> **Problem to work on**
Count how many lines below include the string "robe", and give that number without anything else.

** Begin Data provided **

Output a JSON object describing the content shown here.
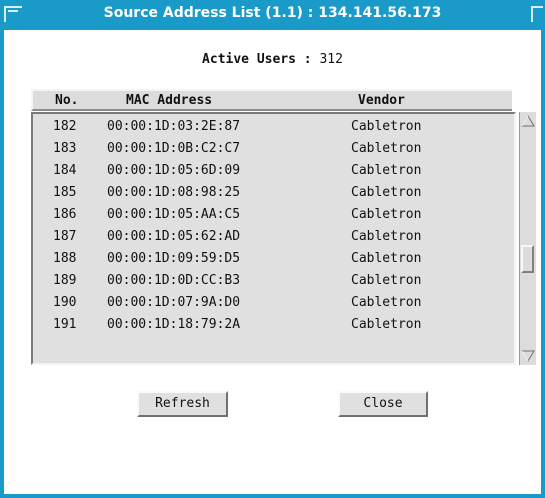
{
  "window": {
    "title": "Source Address List (1.1) : 134.141.56.173"
  },
  "summary": {
    "active_users_label": "Active Users :",
    "active_users_value": "312"
  },
  "table": {
    "headers": {
      "no": "No.",
      "mac": "MAC Address",
      "vendor": "Vendor"
    },
    "rows": [
      {
        "no": "182",
        "mac": "00:00:1D:03:2E:87",
        "vendor": "Cabletron"
      },
      {
        "no": "183",
        "mac": "00:00:1D:0B:C2:C7",
        "vendor": "Cabletron"
      },
      {
        "no": "184",
        "mac": "00:00:1D:05:6D:09",
        "vendor": "Cabletron"
      },
      {
        "no": "185",
        "mac": "00:00:1D:08:98:25",
        "vendor": "Cabletron"
      },
      {
        "no": "186",
        "mac": "00:00:1D:05:AA:C5",
        "vendor": "Cabletron"
      },
      {
        "no": "187",
        "mac": "00:00:1D:05:62:AD",
        "vendor": "Cabletron"
      },
      {
        "no": "188",
        "mac": "00:00:1D:09:59:D5",
        "vendor": "Cabletron"
      },
      {
        "no": "189",
        "mac": "00:00:1D:0D:CC:B3",
        "vendor": "Cabletron"
      },
      {
        "no": "190",
        "mac": "00:00:1D:07:9A:D0",
        "vendor": "Cabletron"
      },
      {
        "no": "191",
        "mac": "00:00:1D:18:79:2A",
        "vendor": "Cabletron"
      }
    ]
  },
  "buttons": {
    "refresh": "Refresh",
    "close": "Close"
  },
  "icons": {
    "window_menu": "window-menu-icon",
    "maximize": "maximize-icon",
    "scroll_up": "scroll-up-arrow-icon",
    "scroll_down": "scroll-down-arrow-icon"
  },
  "colors": {
    "titlebar": "#1a9ac8",
    "panel": "#e0e0e0"
  }
}
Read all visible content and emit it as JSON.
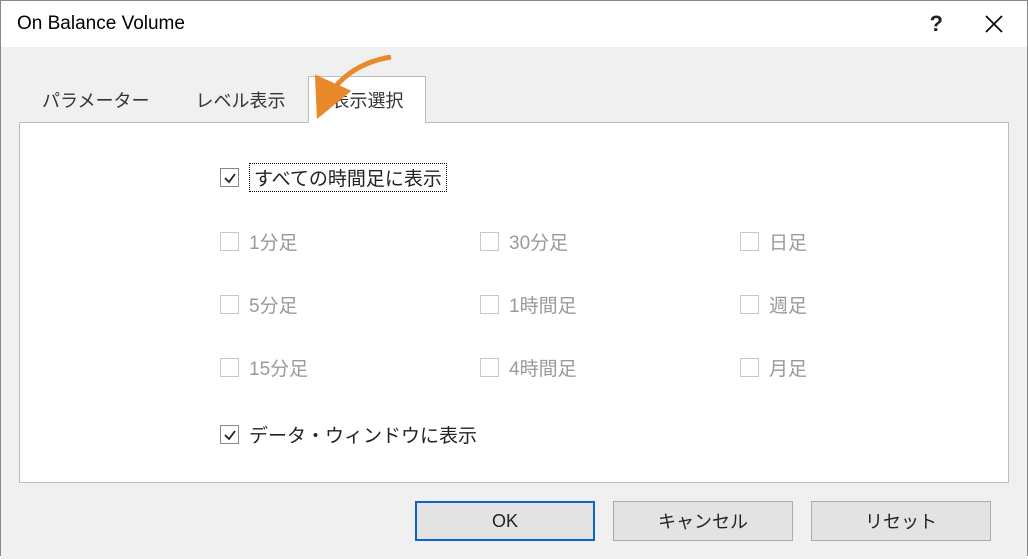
{
  "title": "On Balance Volume",
  "titlebar": {
    "help": "?"
  },
  "tabs": {
    "t0": {
      "label": "パラメーター"
    },
    "t1": {
      "label": "レベル表示"
    },
    "t2": {
      "label": "表示選択"
    }
  },
  "content": {
    "all_timeframes": {
      "label": "すべての時間足に表示",
      "checked": true
    },
    "timeframes": {
      "m1": {
        "label": "1分足"
      },
      "m5": {
        "label": "5分足"
      },
      "m15": {
        "label": "15分足"
      },
      "m30": {
        "label": "30分足"
      },
      "h1": {
        "label": "1時間足"
      },
      "h4": {
        "label": "4時間足"
      },
      "d1": {
        "label": "日足"
      },
      "w1": {
        "label": "週足"
      },
      "mn": {
        "label": "月足"
      }
    },
    "data_window": {
      "label": "データ・ウィンドウに表示",
      "checked": true
    }
  },
  "buttons": {
    "ok": "OK",
    "cancel": "キャンセル",
    "reset": "リセット"
  }
}
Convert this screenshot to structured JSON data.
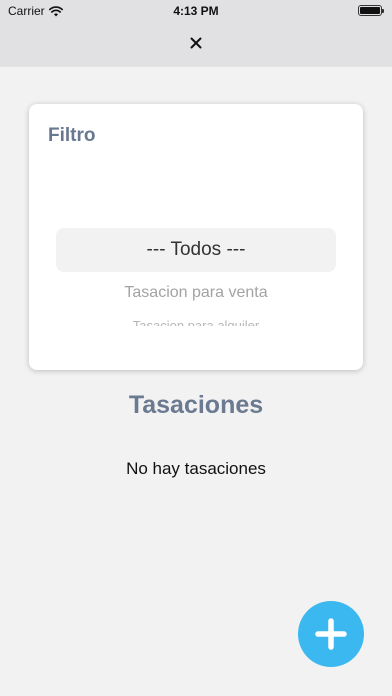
{
  "status_bar": {
    "carrier": "Carrier",
    "time": "4:13 PM"
  },
  "header": {
    "close_icon": "close-icon"
  },
  "filter": {
    "title": "Filtro",
    "selected": "--- Todos ---",
    "options": [
      "Tasacion para venta",
      "Tasacion para alquiler"
    ]
  },
  "main": {
    "title": "Tasaciones",
    "empty_message": "No hay tasaciones"
  },
  "fab": {
    "icon": "plus-icon",
    "color": "#3cb8f1"
  }
}
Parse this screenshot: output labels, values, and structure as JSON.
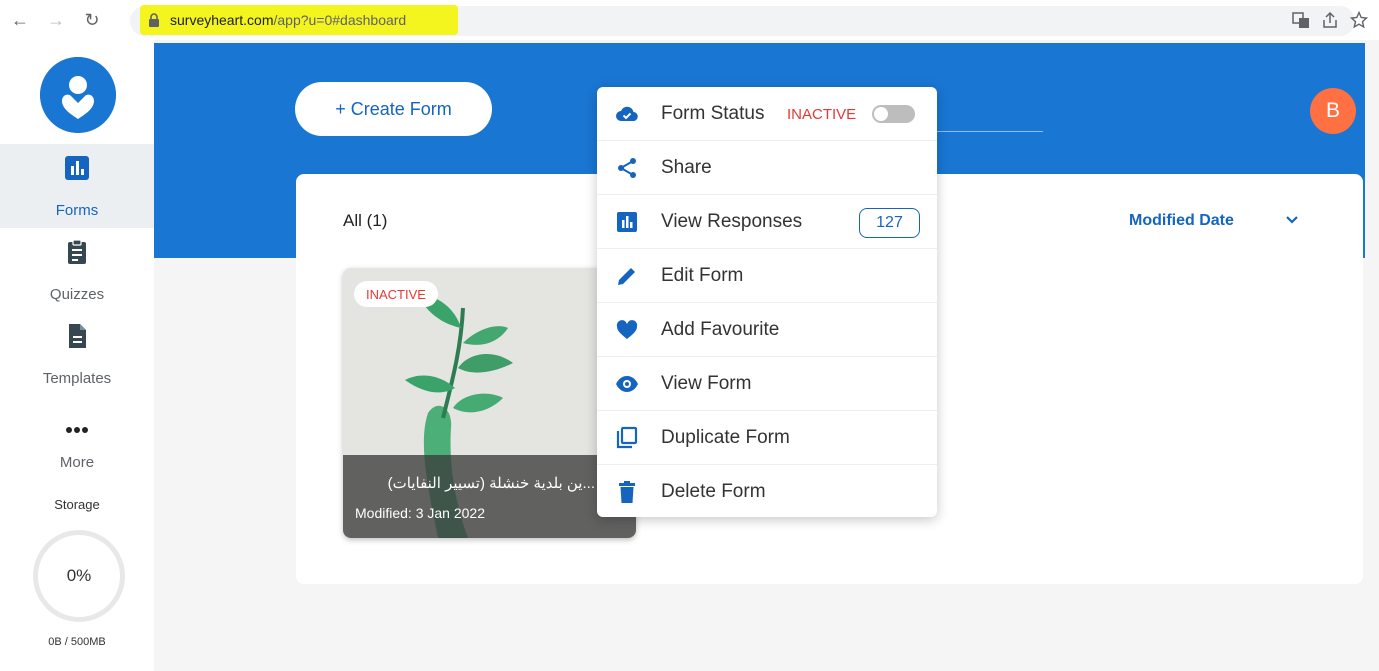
{
  "browser": {
    "url_domain": "surveyheart.com",
    "url_path": "/app?u=0#dashboard"
  },
  "sidebar": {
    "items": [
      {
        "label": "Forms",
        "icon": "bar-chart-icon"
      },
      {
        "label": "Quizzes",
        "icon": "clipboard-icon"
      },
      {
        "label": "Templates",
        "icon": "document-icon"
      },
      {
        "label": "More",
        "icon": "more-dots-icon"
      }
    ],
    "storage_label": "Storage",
    "storage_percent": "0%",
    "storage_fraction": 0,
    "storage_size": "0B / 500MB"
  },
  "header": {
    "create_label": "+ Create Form",
    "avatar_initial": "B",
    "accent_color": "#1976d2"
  },
  "list": {
    "filter_label": "All (1)",
    "sort_label": "Modified Date"
  },
  "form_card": {
    "status_badge": "INACTIVE",
    "title": "...ين بلدية خنشلة (تسيير النفايات)",
    "modified": "Modified: 3 Jan 2022"
  },
  "menu": {
    "form_status_label": "Form Status",
    "form_status_value": "INACTIVE",
    "share_label": "Share",
    "view_responses_label": "View Responses",
    "responses_count": "127",
    "edit_label": "Edit Form",
    "favourite_label": "Add Favourite",
    "view_form_label": "View Form",
    "duplicate_label": "Duplicate Form",
    "delete_label": "Delete Form"
  }
}
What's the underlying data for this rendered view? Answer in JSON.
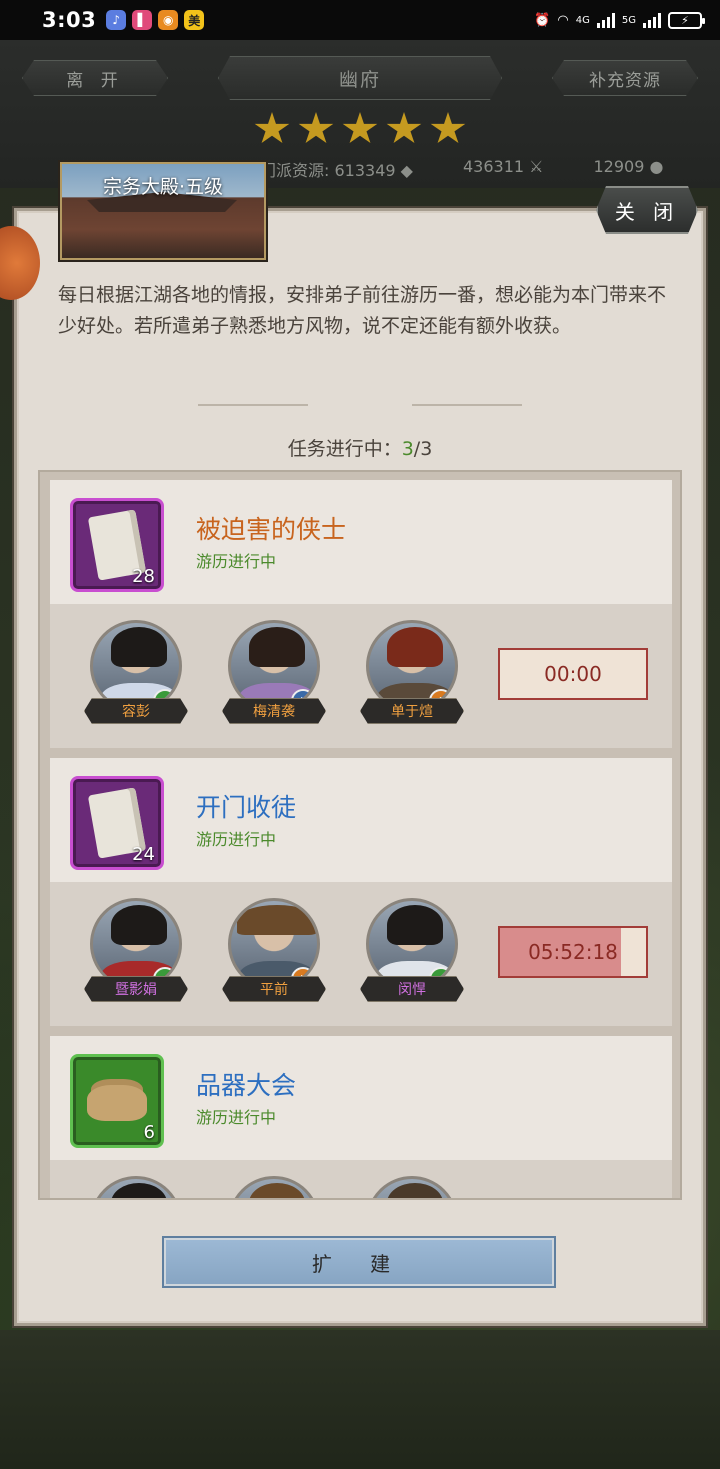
{
  "status_bar": {
    "time": "3:03",
    "apps": [
      {
        "icon": "music-app-icon",
        "glyph": "♪",
        "color": "#5b7de0"
      },
      {
        "icon": "book-app-icon",
        "glyph": "▌",
        "color": "#e04a7a"
      },
      {
        "icon": "weibo-app-icon",
        "glyph": "◉",
        "color": "#e88a20"
      },
      {
        "icon": "meituan-app-icon",
        "glyph": "美",
        "color": "#f2c21a"
      }
    ],
    "network_1": "4G",
    "network_2": "5G"
  },
  "top_bar": {
    "leave_label": "离 开",
    "location_label": "幽府",
    "replenish_label": "补充资源",
    "stars": 5,
    "resources": {
      "sect_label": "门派资源:",
      "sect_value": "613349",
      "second_value": "436311",
      "third_value": "12909"
    }
  },
  "panel": {
    "building_title": "宗务大殿·五级",
    "close_label": "关 闭",
    "description": "每日根据江湖各地的情报，安排弟子前往游历一番，想必能为本门带来不少好处。若所遣弟子熟悉地方风物，说不定还能有额外收获。",
    "progress_label": "任务进行中：",
    "progress_current": "3",
    "progress_total": "/3",
    "build_label": "扩 建"
  },
  "missions": [
    {
      "title": "被迫害的侠士",
      "title_color": "#c8641e",
      "status": "游历进行中",
      "item_icon": "scroll-icon",
      "item_count": "28",
      "timer": "00:00",
      "timer_progress": 0,
      "heroes": [
        {
          "name": "容彭",
          "name_color": "#f0a040",
          "badge": "sword-badge-icon",
          "badge_color": "#3a9a3a",
          "robe": "#cfd8e8",
          "hair": "#1d1a18"
        },
        {
          "name": "梅清袭",
          "name_color": "#f0a040",
          "badge": "blade-badge-icon",
          "badge_color": "#3a6aa8",
          "robe": "#9a7ab8",
          "hair": "#2a1e18"
        },
        {
          "name": "单于煊",
          "name_color": "#f0a040",
          "badge": "spear-badge-icon",
          "badge_color": "#d87a20",
          "robe": "#5a4a3a",
          "hair": "#7a2a1a"
        }
      ]
    },
    {
      "title": "开门收徒",
      "title_color": "#2d6fc0",
      "status": "游历进行中",
      "item_icon": "scroll-icon",
      "item_count": "24",
      "timer": "05:52:18",
      "timer_progress": 0.83,
      "heroes": [
        {
          "name": "暨影娟",
          "name_color": "#d070e0",
          "badge": "sword-badge-icon",
          "badge_color": "#3a9a3a",
          "robe": "#a82a2a",
          "hair": "#1d1a18"
        },
        {
          "name": "平前",
          "name_color": "#f0a040",
          "badge": "blade-badge-icon",
          "badge_color": "#d87a20",
          "robe": "#4a5a6a",
          "hair": "#6a4a2a"
        },
        {
          "name": "闵悍",
          "name_color": "#d070e0",
          "badge": "sword-badge-icon",
          "badge_color": "#3a9a3a",
          "robe": "#e0e4ea",
          "hair": "#1d1a18"
        }
      ]
    },
    {
      "title": "品器大会",
      "title_color": "#2d6fc0",
      "status": "游历进行中",
      "item_icon": "bag-icon",
      "item_count": "6"
    }
  ]
}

** End Data provided **

> **Response**
6